GIVEN TASK
Drop the pictures from the entries below, then reproduce the rest exactly.

GIVEN ENTRIES
****

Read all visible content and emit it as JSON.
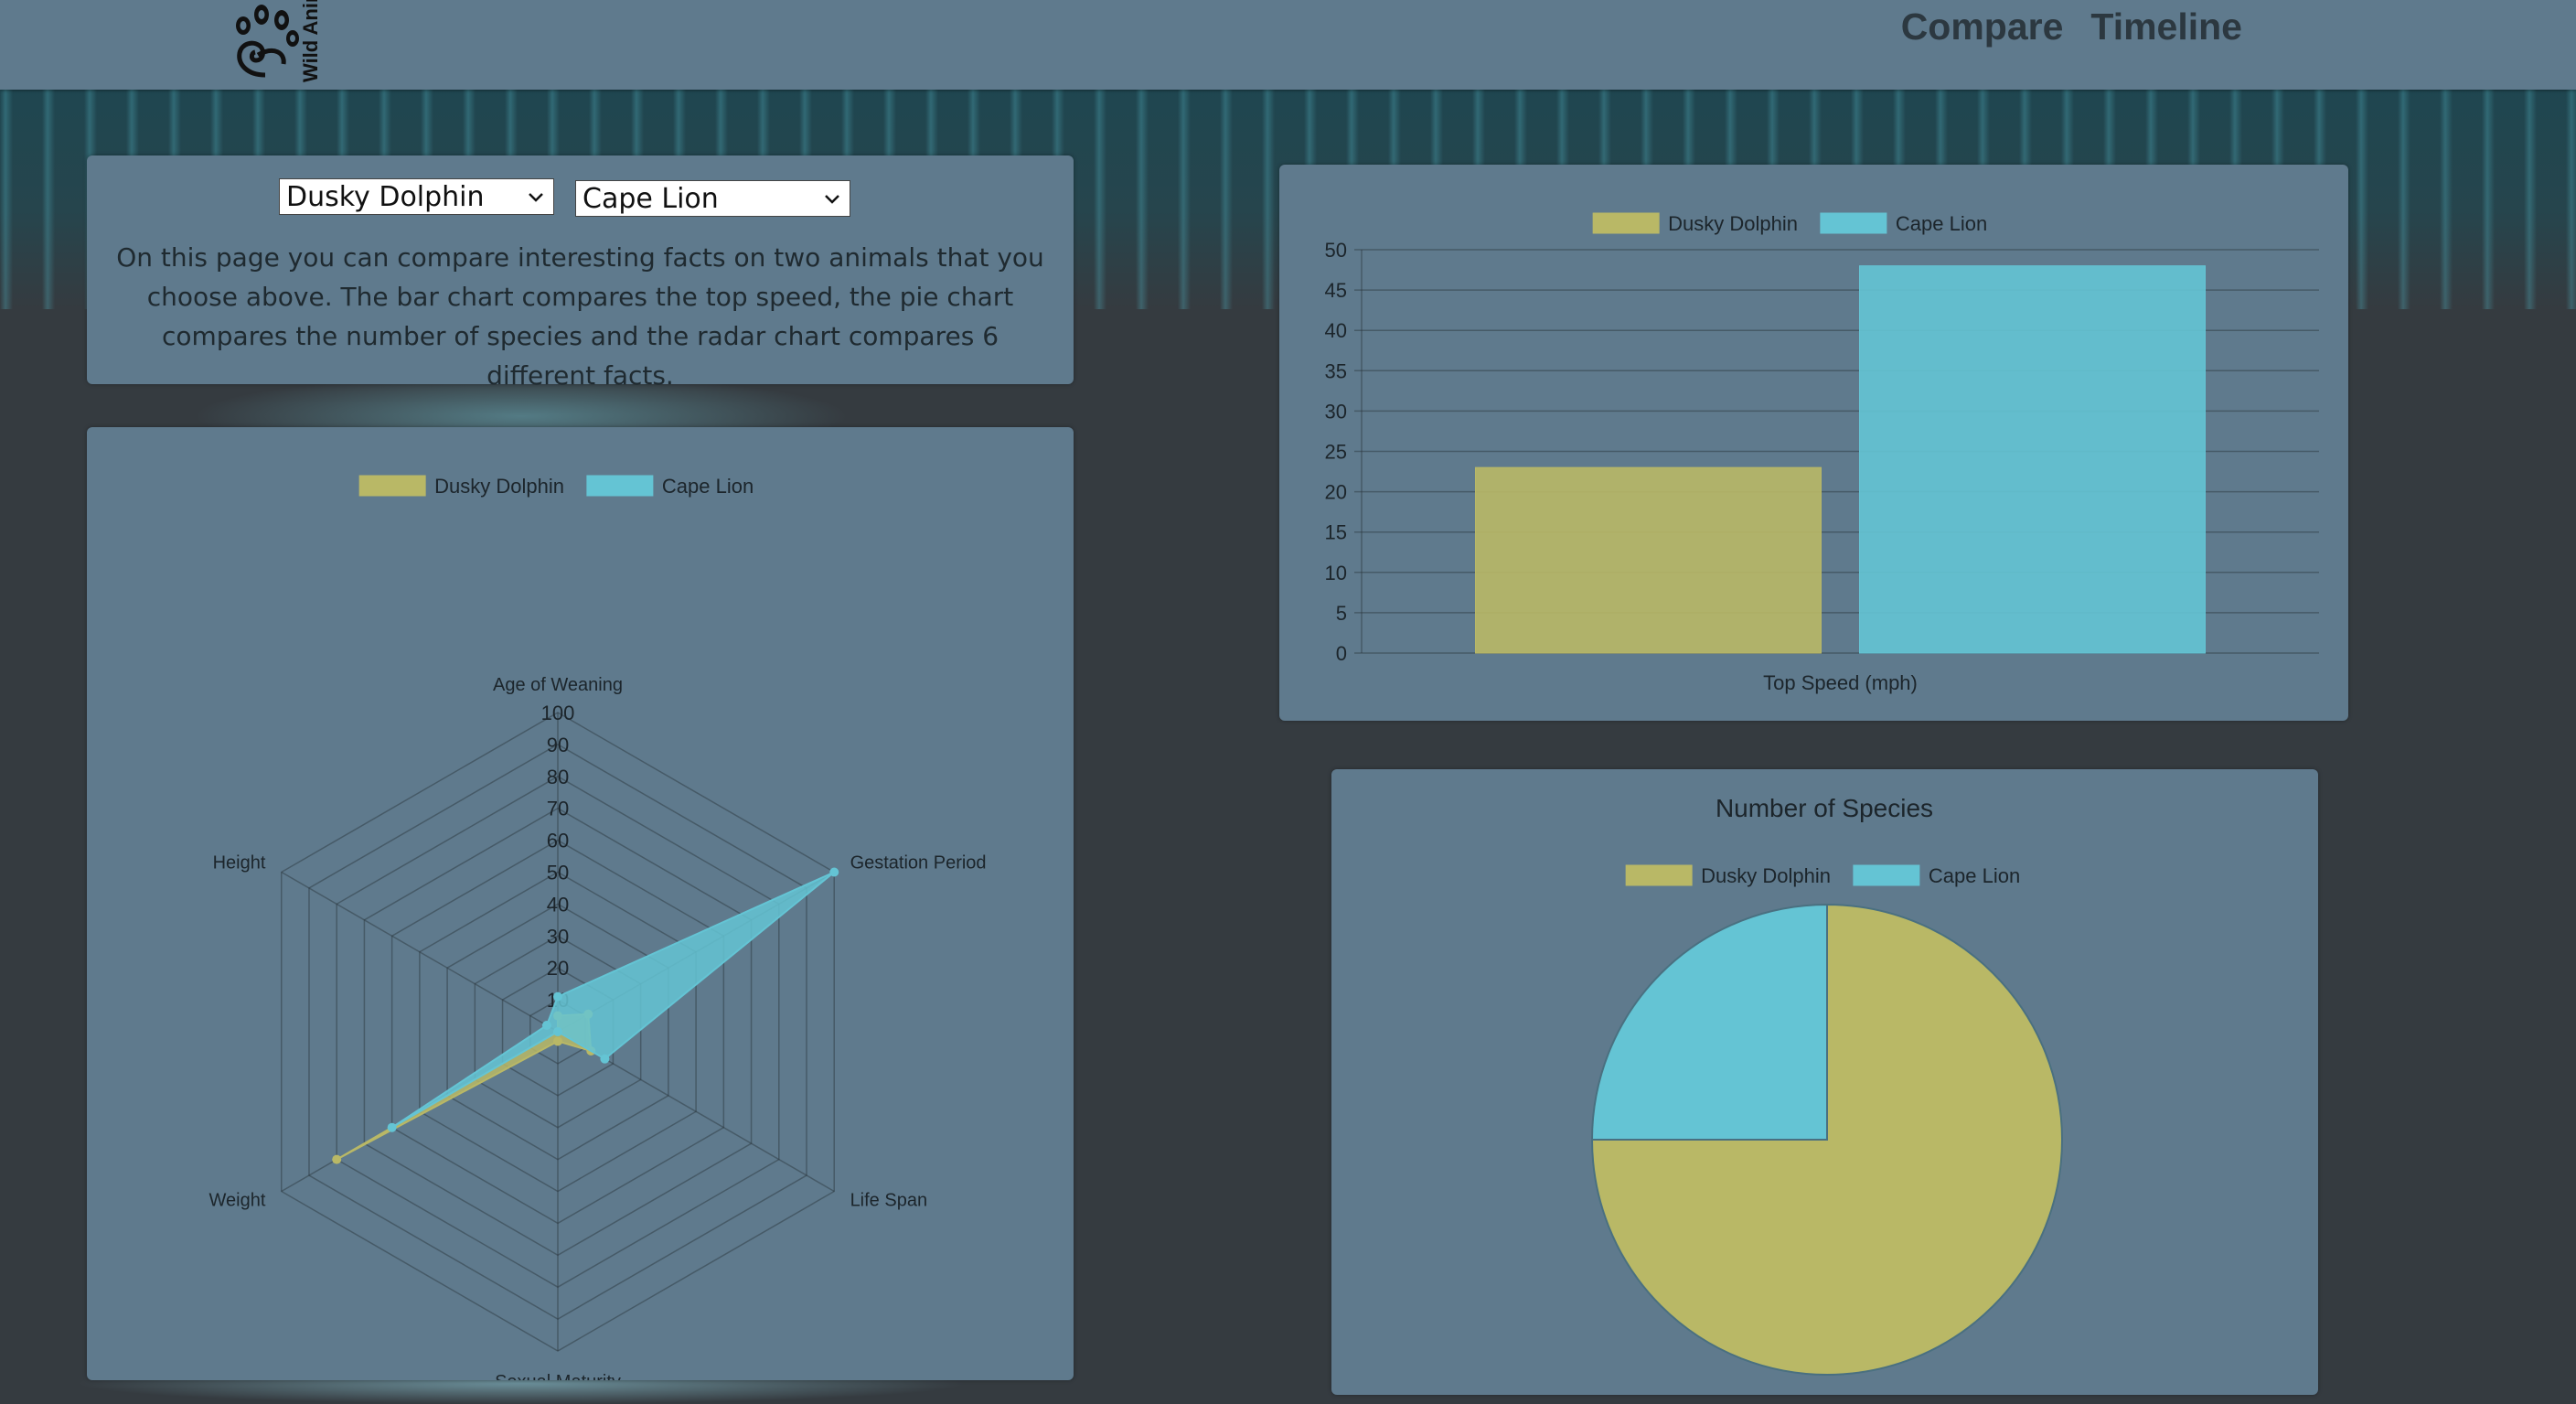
{
  "header": {
    "logo_text": "Wild Animals",
    "nav": [
      "Compare",
      "Timeline"
    ]
  },
  "controls": {
    "select_a": {
      "value": "Dusky Dolphin"
    },
    "select_b": {
      "value": "Cape Lion"
    },
    "description": "On this page you can compare interesting facts on two animals that you choose above. The bar chart compares the top speed, the pie chart compares the number of species and the radar chart compares 6 different facts."
  },
  "colors": {
    "dusky_dolphin": "#b9b866",
    "cape_lion": "#64c4d4",
    "panel": "#5f7a8d",
    "header": "#5f7a8d"
  },
  "chart_data": [
    {
      "type": "radar",
      "legend": [
        "Dusky Dolphin",
        "Cape Lion"
      ],
      "axes": [
        "Age of Weaning",
        "Gestation Period",
        "Life Span",
        "Sexual Maturity",
        "Weight",
        "Height"
      ],
      "r_ticks": [
        10,
        20,
        30,
        40,
        50,
        60,
        70,
        80,
        90,
        100
      ],
      "rlim": [
        0,
        100
      ],
      "series": [
        {
          "name": "Dusky Dolphin",
          "values": [
            5,
            11,
            12,
            3,
            80,
            0
          ]
        },
        {
          "name": "Cape Lion",
          "values": [
            11,
            100,
            17,
            0,
            60,
            4
          ]
        }
      ]
    },
    {
      "type": "bar",
      "legend": [
        "Dusky Dolphin",
        "Cape Lion"
      ],
      "xlabel": "Top Speed (mph)",
      "ylim": [
        0,
        50
      ],
      "y_ticks": [
        0,
        5,
        10,
        15,
        20,
        25,
        30,
        35,
        40,
        45,
        50
      ],
      "series": [
        {
          "name": "Dusky Dolphin",
          "values": [
            23
          ]
        },
        {
          "name": "Cape Lion",
          "values": [
            48
          ]
        }
      ]
    },
    {
      "type": "pie",
      "title": "Number of Species",
      "legend": [
        "Dusky Dolphin",
        "Cape Lion"
      ],
      "series": [
        {
          "name": "Dusky Dolphin",
          "values": [
            3
          ]
        },
        {
          "name": "Cape Lion",
          "values": [
            1
          ]
        }
      ]
    }
  ]
}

****

EXERCISE SOLUTION
Read all visible content and emit it as JSON.
{
  "header": {
    "logo_text": "Wild Animals",
    "nav": [
      "Compare",
      "Timeline"
    ]
  },
  "controls": {
    "select_a": {
      "value": "Dusky Dolphin"
    },
    "select_b": {
      "value": "Cape Lion"
    },
    "description": "On this page you can compare interesting facts on two animals that you choose above. The bar chart compares the top speed, the pie chart compares the number of species and the radar chart compares 6 different facts."
  },
  "colors": {
    "dusky_dolphin": "#b9b866",
    "cape_lion": "#64c4d4",
    "panel": "#5f7a8d",
    "header": "#5f7a8d"
  },
  "chart_data": [
    {
      "type": "radar",
      "legend": [
        "Dusky Dolphin",
        "Cape Lion"
      ],
      "axes": [
        "Age of Weaning",
        "Gestation Period",
        "Life Span",
        "Sexual Maturity",
        "Weight",
        "Height"
      ],
      "r_ticks": [
        10,
        20,
        30,
        40,
        50,
        60,
        70,
        80,
        90,
        100
      ],
      "rlim": [
        0,
        100
      ],
      "series": [
        {
          "name": "Dusky Dolphin",
          "values": [
            5,
            11,
            12,
            3,
            80,
            0
          ]
        },
        {
          "name": "Cape Lion",
          "values": [
            11,
            100,
            17,
            0,
            60,
            4
          ]
        }
      ]
    },
    {
      "type": "bar",
      "legend": [
        "Dusky Dolphin",
        "Cape Lion"
      ],
      "xlabel": "Top Speed (mph)",
      "ylim": [
        0,
        50
      ],
      "y_ticks": [
        0,
        5,
        10,
        15,
        20,
        25,
        30,
        35,
        40,
        45,
        50
      ],
      "series": [
        {
          "name": "Dusky Dolphin",
          "values": [
            23
          ]
        },
        {
          "name": "Cape Lion",
          "values": [
            48
          ]
        }
      ]
    },
    {
      "type": "pie",
      "title": "Number of Species",
      "legend": [
        "Dusky Dolphin",
        "Cape Lion"
      ],
      "series": [
        {
          "name": "Dusky Dolphin",
          "values": [
            3
          ]
        },
        {
          "name": "Cape Lion",
          "values": [
            1
          ]
        }
      ]
    }
  ]
}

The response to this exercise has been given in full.